TASK: Copy the part of the entries that opens with the first line and closes with the line containing "- read-all-reviews-label: Leggi", including both of those lines, without changing anything.

----------

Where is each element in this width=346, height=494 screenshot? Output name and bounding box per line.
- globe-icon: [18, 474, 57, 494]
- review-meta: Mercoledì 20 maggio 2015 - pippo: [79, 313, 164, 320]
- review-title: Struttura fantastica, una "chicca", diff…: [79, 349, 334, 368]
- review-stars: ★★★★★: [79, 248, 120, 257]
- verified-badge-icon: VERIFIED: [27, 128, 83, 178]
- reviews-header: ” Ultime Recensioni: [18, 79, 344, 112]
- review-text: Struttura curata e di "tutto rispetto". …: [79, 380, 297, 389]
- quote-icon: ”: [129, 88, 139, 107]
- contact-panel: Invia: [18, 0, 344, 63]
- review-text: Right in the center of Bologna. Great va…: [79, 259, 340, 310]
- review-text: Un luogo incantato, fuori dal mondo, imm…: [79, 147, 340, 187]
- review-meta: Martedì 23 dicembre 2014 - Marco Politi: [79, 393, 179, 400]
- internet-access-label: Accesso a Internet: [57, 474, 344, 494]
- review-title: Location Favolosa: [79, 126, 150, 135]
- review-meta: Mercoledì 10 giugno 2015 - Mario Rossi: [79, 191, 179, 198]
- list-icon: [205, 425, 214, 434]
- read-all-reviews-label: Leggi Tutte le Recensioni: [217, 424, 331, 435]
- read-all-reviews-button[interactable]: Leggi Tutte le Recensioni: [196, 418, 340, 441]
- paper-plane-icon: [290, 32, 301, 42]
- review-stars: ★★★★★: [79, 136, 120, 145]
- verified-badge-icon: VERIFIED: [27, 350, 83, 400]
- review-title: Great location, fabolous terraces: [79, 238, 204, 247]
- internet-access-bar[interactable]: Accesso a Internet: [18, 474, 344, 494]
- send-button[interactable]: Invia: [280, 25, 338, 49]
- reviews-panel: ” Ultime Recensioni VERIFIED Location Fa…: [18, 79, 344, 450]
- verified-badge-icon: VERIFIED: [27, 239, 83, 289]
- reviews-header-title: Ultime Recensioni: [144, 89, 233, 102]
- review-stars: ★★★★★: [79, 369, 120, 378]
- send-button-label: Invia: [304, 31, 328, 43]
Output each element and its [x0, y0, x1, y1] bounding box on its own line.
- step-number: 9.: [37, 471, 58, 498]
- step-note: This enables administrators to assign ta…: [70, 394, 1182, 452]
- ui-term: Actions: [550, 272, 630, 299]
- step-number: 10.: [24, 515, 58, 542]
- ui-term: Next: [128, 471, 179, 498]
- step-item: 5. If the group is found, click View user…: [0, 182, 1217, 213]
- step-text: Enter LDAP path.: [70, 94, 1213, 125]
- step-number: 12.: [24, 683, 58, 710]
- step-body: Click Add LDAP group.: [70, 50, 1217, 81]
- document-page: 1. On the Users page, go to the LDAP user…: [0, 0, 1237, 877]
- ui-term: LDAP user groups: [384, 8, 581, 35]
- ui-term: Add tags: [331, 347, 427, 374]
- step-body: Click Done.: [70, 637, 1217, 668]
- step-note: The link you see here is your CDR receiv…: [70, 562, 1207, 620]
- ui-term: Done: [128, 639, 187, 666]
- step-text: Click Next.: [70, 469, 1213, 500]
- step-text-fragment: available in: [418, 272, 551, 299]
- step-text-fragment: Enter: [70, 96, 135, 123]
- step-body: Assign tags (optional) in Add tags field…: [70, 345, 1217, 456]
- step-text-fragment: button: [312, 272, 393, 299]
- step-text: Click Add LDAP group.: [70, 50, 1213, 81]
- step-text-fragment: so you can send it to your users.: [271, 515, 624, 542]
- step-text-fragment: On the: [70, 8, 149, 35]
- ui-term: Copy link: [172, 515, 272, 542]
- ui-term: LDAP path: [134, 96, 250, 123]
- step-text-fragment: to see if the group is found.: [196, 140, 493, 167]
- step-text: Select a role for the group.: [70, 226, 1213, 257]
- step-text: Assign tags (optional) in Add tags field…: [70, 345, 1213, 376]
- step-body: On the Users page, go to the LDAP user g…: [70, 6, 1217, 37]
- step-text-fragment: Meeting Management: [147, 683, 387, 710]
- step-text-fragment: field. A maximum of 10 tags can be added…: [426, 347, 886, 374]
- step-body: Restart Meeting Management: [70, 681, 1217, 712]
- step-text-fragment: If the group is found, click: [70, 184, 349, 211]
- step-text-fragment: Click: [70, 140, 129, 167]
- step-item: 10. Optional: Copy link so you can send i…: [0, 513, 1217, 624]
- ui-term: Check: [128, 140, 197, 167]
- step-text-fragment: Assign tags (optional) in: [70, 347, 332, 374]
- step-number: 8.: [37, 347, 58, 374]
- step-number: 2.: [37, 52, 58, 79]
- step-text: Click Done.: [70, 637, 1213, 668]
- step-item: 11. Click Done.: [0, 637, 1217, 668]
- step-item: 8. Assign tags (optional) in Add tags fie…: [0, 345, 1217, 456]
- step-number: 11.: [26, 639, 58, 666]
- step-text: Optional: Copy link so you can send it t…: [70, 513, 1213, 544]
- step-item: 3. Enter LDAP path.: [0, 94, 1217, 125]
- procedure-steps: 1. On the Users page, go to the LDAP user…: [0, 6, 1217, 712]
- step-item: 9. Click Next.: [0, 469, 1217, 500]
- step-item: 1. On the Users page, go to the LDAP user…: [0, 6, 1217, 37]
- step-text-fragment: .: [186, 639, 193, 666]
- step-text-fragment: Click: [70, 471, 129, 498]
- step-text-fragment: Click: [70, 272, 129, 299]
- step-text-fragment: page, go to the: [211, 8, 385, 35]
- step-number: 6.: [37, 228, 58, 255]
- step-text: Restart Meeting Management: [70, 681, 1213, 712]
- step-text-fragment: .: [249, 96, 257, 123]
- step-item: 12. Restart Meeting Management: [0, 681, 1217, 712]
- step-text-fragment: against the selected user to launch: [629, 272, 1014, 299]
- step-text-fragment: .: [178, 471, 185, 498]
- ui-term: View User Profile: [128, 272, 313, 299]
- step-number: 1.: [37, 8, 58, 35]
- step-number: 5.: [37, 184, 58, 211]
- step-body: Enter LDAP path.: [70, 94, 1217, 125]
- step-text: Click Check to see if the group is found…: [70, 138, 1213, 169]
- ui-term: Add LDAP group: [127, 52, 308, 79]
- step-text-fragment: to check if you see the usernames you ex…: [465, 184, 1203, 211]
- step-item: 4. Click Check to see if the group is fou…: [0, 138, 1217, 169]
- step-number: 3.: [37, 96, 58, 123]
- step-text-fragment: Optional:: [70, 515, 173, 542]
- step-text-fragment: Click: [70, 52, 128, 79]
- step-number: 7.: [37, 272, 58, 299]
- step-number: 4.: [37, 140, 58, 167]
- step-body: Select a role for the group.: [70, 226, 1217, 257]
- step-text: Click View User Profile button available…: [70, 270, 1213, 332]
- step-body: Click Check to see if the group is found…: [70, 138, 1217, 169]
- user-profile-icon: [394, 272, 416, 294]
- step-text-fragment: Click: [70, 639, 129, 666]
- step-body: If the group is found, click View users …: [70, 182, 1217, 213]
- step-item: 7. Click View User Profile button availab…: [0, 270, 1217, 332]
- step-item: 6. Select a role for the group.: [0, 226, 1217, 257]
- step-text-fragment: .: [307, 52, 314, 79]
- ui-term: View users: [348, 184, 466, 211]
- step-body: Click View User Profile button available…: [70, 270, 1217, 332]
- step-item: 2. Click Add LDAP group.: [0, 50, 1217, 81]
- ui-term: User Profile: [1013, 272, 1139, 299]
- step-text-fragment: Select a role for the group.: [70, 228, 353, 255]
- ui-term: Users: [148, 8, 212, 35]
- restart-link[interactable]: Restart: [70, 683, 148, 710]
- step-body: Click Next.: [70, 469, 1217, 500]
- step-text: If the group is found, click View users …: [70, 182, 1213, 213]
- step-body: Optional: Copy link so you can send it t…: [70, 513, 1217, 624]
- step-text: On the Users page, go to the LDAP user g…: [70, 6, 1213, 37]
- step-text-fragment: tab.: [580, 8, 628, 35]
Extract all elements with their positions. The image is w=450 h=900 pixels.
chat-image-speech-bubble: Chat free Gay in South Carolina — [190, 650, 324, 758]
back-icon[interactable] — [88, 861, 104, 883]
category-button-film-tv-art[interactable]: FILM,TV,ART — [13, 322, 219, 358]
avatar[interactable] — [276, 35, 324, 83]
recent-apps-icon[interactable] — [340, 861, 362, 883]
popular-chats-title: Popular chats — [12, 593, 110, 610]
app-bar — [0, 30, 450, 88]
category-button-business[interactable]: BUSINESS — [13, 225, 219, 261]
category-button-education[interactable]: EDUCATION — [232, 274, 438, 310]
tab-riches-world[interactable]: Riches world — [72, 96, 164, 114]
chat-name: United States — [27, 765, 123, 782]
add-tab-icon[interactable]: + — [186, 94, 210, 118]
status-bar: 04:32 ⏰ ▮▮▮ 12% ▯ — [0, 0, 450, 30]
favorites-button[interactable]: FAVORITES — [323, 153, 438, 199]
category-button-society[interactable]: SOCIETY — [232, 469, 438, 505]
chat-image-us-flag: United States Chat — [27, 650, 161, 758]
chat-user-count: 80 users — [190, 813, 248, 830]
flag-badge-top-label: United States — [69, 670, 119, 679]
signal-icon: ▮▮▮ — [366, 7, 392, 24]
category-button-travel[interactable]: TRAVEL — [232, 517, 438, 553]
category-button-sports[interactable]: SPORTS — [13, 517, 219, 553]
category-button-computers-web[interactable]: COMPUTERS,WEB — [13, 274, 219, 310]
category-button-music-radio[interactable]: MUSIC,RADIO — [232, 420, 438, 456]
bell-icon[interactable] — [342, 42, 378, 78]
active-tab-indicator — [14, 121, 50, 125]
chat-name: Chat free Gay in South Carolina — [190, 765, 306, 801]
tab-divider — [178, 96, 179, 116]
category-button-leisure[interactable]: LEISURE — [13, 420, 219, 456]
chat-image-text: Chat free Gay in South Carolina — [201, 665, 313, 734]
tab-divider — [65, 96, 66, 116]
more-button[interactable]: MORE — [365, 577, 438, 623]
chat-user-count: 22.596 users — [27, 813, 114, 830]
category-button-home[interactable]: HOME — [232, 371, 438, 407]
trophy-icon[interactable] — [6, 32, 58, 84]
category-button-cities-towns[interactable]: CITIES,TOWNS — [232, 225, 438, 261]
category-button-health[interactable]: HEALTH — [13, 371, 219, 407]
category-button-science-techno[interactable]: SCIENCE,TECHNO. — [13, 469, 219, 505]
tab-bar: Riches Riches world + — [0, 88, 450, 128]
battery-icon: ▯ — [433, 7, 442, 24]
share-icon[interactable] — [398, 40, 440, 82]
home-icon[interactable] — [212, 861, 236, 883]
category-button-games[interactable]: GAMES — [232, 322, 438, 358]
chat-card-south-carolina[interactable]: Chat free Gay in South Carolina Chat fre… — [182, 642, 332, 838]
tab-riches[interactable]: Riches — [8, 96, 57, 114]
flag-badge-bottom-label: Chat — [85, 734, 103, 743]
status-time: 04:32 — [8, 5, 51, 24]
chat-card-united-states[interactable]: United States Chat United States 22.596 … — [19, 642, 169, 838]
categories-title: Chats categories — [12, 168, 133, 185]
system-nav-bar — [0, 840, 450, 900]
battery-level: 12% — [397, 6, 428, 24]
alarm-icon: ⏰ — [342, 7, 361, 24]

----------

RESULT:
Where is each element in this width=346, height=494 screenshot? Output name and bounding box per line.
- globe-icon: [18, 474, 57, 494]
- review-meta: Mercoledì 20 maggio 2015 - pippo: [79, 313, 164, 320]
- review-title: Struttura fantastica, una "chicca", diff…: [79, 349, 334, 368]
- review-stars: ★★★★★: [79, 248, 120, 257]
- verified-badge-icon: VERIFIED: [27, 128, 83, 178]
- reviews-header: ” Ultime Recensioni: [18, 79, 344, 112]
- review-text: Struttura curata e di "tutto rispetto". …: [79, 380, 297, 389]
- quote-icon: ”: [129, 88, 139, 107]
- contact-panel: Invia: [18, 0, 344, 63]
- review-text: Right in the center of Bologna. Great va…: [79, 259, 340, 310]
- review-text: Un luogo incantato, fuori dal mondo, imm…: [79, 147, 340, 187]
- review-meta: Martedì 23 dicembre 2014 - Marco Politi: [79, 393, 179, 400]
- internet-access-label: Accesso a Internet: [57, 474, 344, 494]
- review-title: Location Favolosa: [79, 126, 150, 135]
- review-meta: Mercoledì 10 giugno 2015 - Mario Rossi: [79, 191, 179, 198]
- list-icon: [205, 425, 214, 434]
- read-all-reviews-label: Leggi Tutte le Recensioni: [217, 424, 331, 435]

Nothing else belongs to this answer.